═══ RECORDS SHOWN ═══

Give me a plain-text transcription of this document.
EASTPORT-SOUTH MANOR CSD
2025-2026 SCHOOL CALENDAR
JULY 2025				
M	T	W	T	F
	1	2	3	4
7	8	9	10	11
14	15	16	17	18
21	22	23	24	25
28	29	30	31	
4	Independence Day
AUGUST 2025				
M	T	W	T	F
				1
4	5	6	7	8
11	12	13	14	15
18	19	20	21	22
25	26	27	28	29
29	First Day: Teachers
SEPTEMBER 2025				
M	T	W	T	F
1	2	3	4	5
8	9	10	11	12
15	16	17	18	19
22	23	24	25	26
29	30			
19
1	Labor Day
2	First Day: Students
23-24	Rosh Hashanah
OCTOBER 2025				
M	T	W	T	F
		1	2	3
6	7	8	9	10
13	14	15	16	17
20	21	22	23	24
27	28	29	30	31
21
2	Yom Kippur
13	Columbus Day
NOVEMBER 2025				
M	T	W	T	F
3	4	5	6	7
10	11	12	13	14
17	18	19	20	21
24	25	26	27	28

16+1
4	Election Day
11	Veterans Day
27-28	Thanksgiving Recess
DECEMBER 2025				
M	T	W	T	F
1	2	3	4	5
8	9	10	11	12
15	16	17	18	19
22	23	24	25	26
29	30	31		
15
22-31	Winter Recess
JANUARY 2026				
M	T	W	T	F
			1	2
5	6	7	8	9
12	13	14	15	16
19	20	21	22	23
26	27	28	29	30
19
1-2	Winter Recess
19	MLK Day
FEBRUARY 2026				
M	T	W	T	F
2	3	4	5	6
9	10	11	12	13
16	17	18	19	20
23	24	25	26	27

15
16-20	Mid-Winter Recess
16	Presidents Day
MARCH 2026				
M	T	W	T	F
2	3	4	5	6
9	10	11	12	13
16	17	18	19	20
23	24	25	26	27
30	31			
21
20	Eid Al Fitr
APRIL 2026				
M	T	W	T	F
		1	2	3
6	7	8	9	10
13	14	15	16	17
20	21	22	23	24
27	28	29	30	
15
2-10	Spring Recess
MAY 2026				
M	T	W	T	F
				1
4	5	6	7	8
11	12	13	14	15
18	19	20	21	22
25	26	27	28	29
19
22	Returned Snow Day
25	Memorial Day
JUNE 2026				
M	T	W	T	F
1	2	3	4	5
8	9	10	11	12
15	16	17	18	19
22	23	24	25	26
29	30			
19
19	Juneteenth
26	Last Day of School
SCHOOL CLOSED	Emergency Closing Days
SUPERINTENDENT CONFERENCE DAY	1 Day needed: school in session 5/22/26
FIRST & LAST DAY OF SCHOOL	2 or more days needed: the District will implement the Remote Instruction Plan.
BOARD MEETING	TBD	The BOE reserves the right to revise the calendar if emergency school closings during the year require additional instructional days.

═══

▶ [YOUR TASK]:
Set down the listing in full, keeping every word exactly as it is.

▶ [SOLUTION]:
Give me a plain-text transcription of this document.
EASTPORT-SOUTH MANOR CSD
2025-2026 SCHOOL CALENDAR
JULY 2025				
M	T	W	T	F
	1	2	3	4
7	8	9	10	11
14	15	16	17	18
21	22	23	24	25
28	29	30	31	
4	Independence Day
AUGUST 2025				
M	T	W	T	F
				1
4	5	6	7	8
11	12	13	14	15
18	19	20	21	22
25	26	27	28	29
29	First Day: Teachers
SEPTEMBER 2025				
M	T	W	T	F
1	2	3	4	5
8	9	10	11	12
15	16	17	18	19
22	23	24	25	26
29	30			
19
1	Labor Day
2	First Day: Students
23-24	Rosh Hashanah
OCTOBER 2025				
M	T	W	T	F
		1	2	3
6	7	8	9	10
13	14	15	16	17
20	21	22	23	24
27	28	29	30	31
21
2	Yom Kippur
13	Columbus Day
NOVEMBER 2025				
M	T	W	T	F
3	4	5	6	7
10	11	12	13	14
17	18	19	20	21
24	25	26	27	28

16+1
4	Election Day
11	Veterans Day
27-28	Thanksgiving Recess
DECEMBER 2025				
M	T	W	T	F
1	2	3	4	5
8	9	10	11	12
15	16	17	18	19
22	23	24	25	26
29	30	31		
15
22-31	Winter Recess
JANUARY 2026				
M	T	W	T	F
			1	2
5	6	7	8	9
12	13	14	15	16
19	20	21	22	23
26	27	28	29	30
19
1-2	Winter Recess
19	MLK Day
FEBRUARY 2026				
M	T	W	T	F
2	3	4	5	6
9	10	11	12	13
16	17	18	19	20
23	24	25	26	27

15
16-20	Mid-Winter Recess
16	Presidents Day
MARCH 2026				
M	T	W	T	F
2	3	4	5	6
9	10	11	12	13
16	17	18	19	20
23	24	25	26	27
30	31			
21
20	Eid Al Fitr
APRIL 2026				
M	T	W	T	F
		1	2	3
6	7	8	9	10
13	14	15	16	17
20	21	22	23	24
27	28	29	30	
15
2-10	Spring Recess
MAY 2026				
M	T	W	T	F
				1
4	5	6	7	8
11	12	13	14	15
18	19	20	21	22
25	26	27	28	29
19
22	Returned Snow Day
25	Memorial Day
JUNE 2026				
M	T	W	T	F
1	2	3	4	5
8	9	10	11	12
15	16	17	18	19
22	23	24	25	26
29	30			
19
19	Juneteenth
26	Last Day of School
SCHOOL CLOSED	Emergency Closing Days
SUPERINTENDENT CONFERENCE DAY	1 Day needed: school in session 5/22/26
FIRST & LAST DAY OF SCHOOL	2 or more days needed: the District will implement the Remote Instruction Plan.
BOARD MEETING	TBD	The BOE reserves the right to revise the calendar if emergency school closings during the year require additional instructional days.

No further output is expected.